### Work required
Check each line of the listing, and copy it if it contains the word "grid".

### Records for processing
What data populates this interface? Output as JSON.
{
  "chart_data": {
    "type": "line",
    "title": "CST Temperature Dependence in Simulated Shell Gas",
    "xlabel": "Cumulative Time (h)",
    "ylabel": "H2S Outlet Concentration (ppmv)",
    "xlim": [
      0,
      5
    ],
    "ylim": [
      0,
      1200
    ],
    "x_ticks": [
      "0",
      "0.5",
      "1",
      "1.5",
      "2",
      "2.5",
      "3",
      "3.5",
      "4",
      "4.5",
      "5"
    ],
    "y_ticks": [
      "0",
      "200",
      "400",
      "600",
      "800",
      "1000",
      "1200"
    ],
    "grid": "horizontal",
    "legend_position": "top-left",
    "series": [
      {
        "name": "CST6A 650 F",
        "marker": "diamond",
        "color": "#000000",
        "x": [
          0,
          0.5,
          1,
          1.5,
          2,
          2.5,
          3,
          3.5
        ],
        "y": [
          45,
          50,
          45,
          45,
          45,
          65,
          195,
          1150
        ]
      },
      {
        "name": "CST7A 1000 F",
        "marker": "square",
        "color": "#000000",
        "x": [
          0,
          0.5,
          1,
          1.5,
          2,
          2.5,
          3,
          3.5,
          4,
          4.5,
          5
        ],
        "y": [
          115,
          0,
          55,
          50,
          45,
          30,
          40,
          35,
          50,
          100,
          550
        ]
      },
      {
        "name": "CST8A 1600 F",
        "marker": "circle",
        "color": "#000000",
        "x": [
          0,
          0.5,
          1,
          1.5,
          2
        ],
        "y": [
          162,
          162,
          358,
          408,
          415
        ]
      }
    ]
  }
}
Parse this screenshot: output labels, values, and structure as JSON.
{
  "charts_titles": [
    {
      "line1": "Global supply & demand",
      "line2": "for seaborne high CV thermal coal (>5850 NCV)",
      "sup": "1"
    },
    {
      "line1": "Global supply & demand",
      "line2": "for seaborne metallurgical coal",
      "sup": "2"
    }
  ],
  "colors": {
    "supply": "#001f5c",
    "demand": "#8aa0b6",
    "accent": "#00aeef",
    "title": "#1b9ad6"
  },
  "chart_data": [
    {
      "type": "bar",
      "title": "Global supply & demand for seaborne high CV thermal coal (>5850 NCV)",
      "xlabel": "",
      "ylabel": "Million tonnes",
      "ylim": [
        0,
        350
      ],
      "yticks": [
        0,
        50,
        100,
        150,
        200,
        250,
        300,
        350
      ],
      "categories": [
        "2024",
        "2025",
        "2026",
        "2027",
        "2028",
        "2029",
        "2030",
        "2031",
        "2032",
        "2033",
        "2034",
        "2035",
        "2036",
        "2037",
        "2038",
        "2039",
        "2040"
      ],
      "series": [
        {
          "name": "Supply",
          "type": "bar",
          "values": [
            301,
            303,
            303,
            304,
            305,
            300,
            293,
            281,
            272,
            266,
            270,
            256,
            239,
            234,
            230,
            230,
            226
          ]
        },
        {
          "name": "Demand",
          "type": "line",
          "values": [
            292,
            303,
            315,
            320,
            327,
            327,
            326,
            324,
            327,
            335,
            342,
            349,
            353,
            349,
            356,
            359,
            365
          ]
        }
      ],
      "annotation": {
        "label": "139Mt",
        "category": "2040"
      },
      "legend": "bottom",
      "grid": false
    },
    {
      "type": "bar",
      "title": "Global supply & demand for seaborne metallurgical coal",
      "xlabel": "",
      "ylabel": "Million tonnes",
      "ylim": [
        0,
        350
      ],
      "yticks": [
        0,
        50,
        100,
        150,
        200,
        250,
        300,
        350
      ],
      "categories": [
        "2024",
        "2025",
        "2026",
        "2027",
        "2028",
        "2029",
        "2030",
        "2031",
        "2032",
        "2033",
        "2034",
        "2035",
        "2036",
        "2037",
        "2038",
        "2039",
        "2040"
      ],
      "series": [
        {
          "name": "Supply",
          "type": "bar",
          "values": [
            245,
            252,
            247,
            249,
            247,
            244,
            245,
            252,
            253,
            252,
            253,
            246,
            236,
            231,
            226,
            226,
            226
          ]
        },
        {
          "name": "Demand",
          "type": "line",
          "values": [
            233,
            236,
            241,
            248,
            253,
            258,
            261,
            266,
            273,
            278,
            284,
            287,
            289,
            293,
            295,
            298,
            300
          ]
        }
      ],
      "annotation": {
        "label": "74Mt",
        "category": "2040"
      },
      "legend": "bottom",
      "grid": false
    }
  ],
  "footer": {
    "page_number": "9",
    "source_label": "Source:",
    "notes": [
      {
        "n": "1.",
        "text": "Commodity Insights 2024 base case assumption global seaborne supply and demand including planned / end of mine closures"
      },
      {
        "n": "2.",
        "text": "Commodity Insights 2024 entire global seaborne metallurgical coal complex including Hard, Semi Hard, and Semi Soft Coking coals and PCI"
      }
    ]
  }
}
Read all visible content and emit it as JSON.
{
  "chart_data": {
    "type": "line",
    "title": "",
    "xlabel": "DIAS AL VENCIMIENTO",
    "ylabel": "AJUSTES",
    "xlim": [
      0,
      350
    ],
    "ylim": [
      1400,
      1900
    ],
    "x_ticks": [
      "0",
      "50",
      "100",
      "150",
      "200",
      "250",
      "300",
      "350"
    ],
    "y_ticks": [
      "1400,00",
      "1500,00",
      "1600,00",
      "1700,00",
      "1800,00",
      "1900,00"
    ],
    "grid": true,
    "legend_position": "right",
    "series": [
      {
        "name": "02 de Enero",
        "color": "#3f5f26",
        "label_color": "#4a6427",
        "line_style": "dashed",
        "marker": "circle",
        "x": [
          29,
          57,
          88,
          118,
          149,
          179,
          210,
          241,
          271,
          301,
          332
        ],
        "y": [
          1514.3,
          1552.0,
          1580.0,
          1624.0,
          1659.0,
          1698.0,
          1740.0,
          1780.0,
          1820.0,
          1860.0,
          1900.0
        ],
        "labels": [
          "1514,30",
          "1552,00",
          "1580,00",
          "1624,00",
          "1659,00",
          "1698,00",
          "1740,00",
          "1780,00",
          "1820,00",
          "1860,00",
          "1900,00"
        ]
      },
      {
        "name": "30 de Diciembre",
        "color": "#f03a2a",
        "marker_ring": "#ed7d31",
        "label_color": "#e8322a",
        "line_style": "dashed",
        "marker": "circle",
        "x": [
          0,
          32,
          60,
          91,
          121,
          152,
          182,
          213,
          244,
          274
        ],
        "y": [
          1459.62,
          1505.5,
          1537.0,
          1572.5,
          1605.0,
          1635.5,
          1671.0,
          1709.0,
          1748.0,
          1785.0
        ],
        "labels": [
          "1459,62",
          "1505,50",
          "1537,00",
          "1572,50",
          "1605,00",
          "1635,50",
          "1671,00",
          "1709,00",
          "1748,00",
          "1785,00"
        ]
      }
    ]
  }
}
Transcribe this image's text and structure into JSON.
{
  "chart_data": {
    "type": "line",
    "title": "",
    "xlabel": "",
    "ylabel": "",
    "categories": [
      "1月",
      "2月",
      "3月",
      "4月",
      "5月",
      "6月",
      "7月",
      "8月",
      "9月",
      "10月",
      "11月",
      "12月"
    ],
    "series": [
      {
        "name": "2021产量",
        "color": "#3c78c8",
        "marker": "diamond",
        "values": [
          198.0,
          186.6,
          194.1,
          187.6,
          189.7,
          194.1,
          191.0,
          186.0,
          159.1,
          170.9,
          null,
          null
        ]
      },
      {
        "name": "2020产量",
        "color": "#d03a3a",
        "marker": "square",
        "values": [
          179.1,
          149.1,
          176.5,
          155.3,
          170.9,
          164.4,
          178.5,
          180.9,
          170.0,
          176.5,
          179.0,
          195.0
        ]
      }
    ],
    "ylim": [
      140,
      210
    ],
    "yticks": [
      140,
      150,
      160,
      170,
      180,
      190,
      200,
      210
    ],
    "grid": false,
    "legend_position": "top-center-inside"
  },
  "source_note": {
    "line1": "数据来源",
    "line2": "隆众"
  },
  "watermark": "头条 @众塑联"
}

### Output
    "grid": "horizontal",
      "grid": false
      "grid": false
    "grid": true,
    "grid": false,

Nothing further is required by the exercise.